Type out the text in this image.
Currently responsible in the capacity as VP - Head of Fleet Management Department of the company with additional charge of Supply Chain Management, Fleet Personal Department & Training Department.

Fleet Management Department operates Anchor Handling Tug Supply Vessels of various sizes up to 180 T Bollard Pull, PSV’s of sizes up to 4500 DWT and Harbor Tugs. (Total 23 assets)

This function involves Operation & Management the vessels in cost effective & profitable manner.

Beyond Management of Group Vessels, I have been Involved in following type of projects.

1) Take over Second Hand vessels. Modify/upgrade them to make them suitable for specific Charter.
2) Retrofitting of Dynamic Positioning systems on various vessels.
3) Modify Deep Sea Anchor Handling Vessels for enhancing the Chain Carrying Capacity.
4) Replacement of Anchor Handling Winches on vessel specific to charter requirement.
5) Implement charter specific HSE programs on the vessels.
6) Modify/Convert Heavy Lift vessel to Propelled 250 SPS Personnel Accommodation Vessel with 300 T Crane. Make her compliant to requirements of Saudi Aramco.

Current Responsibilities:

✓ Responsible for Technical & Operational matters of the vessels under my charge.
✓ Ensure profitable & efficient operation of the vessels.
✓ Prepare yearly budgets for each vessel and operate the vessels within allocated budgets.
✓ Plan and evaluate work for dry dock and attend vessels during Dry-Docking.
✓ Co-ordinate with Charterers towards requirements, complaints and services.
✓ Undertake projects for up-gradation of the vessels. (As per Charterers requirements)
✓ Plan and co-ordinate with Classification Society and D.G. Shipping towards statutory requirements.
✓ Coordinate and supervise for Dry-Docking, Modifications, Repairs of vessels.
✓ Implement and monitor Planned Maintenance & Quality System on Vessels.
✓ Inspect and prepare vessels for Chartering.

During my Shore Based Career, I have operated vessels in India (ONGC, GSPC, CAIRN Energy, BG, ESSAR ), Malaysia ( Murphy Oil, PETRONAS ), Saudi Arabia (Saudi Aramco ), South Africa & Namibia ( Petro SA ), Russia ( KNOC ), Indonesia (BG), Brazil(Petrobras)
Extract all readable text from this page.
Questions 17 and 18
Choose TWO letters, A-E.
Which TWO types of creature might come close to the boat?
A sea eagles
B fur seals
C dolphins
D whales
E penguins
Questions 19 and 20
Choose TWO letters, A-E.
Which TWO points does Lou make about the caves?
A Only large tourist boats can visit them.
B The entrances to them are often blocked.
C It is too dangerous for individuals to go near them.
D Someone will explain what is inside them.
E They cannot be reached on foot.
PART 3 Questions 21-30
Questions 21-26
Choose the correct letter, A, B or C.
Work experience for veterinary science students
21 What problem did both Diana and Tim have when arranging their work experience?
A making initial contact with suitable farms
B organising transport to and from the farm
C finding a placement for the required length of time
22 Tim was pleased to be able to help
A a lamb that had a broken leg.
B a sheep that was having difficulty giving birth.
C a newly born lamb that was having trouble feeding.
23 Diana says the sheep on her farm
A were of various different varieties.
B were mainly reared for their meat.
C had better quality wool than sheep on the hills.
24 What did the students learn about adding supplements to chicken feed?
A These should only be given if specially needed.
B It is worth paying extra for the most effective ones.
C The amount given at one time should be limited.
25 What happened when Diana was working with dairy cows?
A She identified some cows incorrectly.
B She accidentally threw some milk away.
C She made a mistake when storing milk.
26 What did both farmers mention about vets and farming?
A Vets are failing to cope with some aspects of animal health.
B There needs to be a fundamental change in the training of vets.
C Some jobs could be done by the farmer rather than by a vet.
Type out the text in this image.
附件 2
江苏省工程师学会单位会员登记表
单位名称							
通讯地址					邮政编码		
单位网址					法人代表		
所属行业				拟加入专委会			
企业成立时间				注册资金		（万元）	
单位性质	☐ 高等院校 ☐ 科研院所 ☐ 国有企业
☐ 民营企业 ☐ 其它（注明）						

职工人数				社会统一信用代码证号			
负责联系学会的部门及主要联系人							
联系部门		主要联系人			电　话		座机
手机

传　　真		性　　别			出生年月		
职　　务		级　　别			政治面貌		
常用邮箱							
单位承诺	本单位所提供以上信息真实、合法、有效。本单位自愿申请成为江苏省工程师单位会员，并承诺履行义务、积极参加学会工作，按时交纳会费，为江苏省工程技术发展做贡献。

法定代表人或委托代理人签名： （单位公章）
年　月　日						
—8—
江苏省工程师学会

* **Problem requirements**
Find each line in the records holding the string "experience" and show it.

* **Completed exercise**
Work experience for veterinary science students
21 What problem did both Diana and Tim have when arranging their work experience?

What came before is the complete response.